# WORK INSTRUCTIONS
Copy down every line where the string "其保管的对象是动产" shows up.

......

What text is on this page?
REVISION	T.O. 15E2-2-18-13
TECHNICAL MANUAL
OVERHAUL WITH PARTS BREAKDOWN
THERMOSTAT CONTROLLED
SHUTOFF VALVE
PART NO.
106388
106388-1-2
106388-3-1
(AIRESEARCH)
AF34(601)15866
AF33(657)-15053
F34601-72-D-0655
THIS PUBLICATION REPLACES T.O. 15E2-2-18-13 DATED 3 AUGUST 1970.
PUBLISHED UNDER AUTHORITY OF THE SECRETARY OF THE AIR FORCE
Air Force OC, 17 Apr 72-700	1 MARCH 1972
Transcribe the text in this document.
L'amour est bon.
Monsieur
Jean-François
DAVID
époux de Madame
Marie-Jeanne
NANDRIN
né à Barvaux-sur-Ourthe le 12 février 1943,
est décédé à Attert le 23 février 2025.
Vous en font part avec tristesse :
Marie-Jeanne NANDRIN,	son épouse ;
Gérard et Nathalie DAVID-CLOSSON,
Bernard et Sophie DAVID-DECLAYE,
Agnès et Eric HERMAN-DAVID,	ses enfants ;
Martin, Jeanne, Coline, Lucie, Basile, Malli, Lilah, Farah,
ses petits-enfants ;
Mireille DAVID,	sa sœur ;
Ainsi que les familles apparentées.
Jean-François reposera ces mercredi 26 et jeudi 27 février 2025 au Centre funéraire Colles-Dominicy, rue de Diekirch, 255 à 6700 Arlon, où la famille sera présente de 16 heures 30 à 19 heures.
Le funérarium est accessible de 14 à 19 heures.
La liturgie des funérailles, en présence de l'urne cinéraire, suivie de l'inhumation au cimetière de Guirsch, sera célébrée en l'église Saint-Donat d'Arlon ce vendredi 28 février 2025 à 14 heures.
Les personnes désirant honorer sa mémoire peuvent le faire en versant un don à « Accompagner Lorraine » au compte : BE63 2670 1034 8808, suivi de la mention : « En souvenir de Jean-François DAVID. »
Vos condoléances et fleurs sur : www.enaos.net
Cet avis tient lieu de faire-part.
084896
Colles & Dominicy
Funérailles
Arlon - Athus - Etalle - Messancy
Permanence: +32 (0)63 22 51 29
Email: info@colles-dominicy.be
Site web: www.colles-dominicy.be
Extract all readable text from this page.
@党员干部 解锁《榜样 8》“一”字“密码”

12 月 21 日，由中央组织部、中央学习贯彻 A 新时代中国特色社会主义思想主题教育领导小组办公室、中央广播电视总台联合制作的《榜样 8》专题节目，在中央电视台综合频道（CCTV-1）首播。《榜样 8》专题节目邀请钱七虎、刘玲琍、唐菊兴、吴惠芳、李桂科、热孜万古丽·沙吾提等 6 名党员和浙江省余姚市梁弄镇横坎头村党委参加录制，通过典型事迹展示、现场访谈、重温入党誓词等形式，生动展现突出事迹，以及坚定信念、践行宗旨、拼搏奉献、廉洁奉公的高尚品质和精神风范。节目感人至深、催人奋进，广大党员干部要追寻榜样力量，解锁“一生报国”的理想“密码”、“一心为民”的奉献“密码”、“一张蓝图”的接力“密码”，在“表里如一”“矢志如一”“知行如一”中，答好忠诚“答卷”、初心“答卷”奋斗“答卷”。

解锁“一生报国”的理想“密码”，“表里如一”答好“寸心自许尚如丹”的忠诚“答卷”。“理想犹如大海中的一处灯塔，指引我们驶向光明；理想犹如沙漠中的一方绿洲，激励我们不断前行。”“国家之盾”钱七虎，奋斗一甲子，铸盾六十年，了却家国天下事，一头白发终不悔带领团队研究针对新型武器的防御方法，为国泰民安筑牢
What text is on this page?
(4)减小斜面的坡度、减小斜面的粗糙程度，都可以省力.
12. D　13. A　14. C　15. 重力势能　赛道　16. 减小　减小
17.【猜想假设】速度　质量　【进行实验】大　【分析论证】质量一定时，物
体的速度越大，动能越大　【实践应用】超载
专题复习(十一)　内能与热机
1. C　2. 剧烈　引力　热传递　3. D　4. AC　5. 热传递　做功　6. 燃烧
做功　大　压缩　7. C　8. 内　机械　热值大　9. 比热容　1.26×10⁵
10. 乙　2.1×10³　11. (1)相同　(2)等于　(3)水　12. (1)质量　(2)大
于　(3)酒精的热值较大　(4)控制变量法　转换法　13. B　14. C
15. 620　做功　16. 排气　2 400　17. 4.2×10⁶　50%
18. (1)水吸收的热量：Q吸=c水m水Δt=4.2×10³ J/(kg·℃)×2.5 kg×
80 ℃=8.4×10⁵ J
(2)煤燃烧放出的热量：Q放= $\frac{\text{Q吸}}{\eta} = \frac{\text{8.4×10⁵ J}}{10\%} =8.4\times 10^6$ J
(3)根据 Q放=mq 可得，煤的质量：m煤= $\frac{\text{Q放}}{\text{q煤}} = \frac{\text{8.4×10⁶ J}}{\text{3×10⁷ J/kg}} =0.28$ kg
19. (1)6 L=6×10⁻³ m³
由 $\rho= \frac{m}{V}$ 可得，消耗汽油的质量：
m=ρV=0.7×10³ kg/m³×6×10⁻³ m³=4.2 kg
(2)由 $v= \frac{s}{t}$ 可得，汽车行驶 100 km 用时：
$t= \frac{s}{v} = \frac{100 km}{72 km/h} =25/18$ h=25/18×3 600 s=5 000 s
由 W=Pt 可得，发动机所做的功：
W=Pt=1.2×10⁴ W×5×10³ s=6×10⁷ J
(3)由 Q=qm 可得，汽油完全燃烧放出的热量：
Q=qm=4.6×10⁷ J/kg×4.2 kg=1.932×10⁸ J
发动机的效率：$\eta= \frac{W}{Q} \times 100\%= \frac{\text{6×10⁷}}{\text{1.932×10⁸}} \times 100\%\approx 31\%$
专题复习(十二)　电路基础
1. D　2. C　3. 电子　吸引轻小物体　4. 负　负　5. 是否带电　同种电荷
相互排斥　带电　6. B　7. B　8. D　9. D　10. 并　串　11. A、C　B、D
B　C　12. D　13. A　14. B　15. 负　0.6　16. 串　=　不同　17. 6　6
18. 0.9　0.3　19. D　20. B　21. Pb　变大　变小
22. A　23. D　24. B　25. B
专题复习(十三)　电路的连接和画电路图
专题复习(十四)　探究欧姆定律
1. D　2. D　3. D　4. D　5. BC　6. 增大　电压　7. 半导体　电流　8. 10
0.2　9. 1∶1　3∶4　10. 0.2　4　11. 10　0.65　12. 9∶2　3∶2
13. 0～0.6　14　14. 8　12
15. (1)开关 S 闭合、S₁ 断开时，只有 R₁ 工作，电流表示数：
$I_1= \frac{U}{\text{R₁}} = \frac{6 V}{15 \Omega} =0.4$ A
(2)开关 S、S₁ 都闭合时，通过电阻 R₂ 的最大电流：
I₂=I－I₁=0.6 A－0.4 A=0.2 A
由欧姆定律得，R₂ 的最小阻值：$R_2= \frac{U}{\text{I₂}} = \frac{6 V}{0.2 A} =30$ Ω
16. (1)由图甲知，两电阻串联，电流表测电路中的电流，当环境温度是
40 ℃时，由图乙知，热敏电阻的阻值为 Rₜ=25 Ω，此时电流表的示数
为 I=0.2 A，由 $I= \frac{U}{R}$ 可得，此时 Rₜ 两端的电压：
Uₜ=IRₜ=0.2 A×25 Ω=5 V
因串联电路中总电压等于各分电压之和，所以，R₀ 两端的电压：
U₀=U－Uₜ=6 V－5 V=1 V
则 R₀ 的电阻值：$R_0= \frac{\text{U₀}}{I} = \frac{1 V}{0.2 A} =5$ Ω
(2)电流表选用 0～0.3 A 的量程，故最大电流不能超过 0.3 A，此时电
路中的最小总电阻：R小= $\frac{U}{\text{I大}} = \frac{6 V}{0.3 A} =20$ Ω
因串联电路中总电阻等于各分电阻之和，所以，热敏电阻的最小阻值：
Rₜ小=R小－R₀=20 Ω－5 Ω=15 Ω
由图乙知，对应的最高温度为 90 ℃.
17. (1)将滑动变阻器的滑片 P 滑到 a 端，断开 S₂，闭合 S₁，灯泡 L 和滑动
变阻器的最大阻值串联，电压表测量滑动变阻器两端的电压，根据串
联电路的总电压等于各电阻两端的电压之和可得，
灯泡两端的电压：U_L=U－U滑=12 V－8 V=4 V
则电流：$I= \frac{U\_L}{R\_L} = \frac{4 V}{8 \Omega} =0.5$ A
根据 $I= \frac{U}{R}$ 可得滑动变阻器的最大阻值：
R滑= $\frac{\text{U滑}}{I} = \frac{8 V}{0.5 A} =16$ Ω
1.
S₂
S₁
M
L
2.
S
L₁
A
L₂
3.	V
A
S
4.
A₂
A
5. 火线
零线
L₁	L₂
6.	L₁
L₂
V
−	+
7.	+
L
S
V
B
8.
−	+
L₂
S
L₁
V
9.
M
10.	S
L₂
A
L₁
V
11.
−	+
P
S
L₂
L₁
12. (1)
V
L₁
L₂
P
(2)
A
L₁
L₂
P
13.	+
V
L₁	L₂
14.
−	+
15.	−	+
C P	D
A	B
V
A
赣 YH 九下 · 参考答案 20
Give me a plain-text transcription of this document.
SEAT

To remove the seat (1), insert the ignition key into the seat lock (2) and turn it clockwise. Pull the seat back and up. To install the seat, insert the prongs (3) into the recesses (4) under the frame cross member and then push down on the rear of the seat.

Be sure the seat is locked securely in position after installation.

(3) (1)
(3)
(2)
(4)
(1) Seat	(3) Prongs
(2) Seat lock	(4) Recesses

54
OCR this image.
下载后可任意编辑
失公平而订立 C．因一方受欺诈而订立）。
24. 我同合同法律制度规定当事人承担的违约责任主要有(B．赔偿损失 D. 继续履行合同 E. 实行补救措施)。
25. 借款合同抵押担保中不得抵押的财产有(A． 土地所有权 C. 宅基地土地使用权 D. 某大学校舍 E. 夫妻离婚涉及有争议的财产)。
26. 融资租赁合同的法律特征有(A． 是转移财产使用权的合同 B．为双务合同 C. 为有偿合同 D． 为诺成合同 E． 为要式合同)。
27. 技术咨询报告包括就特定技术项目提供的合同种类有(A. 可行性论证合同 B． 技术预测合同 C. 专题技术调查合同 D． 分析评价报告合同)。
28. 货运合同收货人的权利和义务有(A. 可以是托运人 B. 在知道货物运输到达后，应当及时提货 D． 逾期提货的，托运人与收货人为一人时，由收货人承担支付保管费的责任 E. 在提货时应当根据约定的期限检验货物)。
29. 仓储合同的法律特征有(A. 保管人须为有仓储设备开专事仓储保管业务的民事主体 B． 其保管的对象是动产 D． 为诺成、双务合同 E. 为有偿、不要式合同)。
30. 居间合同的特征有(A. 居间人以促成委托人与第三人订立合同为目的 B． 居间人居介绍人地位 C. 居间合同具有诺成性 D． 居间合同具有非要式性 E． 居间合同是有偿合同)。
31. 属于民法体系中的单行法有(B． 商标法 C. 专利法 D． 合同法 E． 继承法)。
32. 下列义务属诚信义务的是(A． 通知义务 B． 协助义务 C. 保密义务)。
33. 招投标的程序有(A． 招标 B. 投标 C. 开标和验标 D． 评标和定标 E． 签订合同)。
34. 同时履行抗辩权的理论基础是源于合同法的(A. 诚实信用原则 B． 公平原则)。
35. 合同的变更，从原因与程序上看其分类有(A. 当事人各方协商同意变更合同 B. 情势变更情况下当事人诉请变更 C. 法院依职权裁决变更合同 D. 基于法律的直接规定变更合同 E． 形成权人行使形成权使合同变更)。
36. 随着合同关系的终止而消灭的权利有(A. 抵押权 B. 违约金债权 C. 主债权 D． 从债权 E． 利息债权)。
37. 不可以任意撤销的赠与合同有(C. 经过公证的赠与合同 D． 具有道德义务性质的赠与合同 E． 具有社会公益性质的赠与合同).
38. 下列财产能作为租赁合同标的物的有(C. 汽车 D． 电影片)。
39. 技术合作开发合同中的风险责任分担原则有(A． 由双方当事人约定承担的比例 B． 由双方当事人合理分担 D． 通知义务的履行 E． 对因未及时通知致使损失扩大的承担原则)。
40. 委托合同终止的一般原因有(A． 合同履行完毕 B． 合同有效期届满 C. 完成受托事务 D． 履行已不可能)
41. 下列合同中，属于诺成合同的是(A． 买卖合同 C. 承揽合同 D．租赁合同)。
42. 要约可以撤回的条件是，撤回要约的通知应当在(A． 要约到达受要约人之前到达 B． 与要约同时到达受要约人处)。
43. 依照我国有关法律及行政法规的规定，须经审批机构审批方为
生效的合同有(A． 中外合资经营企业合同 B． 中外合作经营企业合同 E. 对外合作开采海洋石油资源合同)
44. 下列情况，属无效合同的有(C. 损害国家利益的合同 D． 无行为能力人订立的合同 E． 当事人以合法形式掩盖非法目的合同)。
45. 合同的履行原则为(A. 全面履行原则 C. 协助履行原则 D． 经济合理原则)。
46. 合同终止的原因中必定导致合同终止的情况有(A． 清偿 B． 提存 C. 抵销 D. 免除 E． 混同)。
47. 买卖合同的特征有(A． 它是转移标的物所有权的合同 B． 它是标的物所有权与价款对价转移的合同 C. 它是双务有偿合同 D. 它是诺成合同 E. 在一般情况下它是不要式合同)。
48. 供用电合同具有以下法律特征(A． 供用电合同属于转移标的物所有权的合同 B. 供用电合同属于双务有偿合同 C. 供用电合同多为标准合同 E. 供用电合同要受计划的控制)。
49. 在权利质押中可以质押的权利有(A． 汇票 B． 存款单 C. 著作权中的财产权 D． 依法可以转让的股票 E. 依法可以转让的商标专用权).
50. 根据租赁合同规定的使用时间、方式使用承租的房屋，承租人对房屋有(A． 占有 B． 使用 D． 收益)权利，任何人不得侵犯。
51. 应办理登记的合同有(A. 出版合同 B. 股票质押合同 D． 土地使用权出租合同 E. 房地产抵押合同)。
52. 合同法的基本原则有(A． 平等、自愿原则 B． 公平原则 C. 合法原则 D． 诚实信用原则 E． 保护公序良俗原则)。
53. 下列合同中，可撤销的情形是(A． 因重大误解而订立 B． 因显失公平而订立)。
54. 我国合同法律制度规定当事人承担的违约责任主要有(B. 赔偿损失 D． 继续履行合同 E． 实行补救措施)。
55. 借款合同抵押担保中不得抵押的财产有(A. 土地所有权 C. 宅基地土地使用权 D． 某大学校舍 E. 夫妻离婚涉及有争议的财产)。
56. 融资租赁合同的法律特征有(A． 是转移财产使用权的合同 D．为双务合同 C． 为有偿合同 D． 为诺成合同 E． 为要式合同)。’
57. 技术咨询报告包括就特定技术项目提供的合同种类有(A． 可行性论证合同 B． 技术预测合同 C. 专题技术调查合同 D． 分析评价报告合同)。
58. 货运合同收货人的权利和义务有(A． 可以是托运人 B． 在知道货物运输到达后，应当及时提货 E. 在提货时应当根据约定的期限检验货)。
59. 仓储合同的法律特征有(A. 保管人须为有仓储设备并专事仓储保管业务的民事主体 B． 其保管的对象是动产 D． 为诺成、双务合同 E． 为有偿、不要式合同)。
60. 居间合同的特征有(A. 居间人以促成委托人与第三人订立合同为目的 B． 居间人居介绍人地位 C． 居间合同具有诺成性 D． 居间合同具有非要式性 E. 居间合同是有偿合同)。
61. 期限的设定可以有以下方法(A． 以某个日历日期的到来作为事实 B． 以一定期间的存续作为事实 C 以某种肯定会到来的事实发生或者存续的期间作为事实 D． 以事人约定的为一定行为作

......

# RESULT FOR THIS TASK
29. 仓储合同的法律特征有(A. 保管人须为有仓储设备开专事仓储保管业务的民事主体 B． 其保管的对象是动产 D． 为诺成、双务合同 E. 为有偿、不要式合同)。
59. 仓储合同的法律特征有(A. 保管人须为有仓储设备并专事仓储保管业务的民事主体 B． 其保管的对象是动产 D． 为诺成、双务合同 E． 为有偿、不要式合同)。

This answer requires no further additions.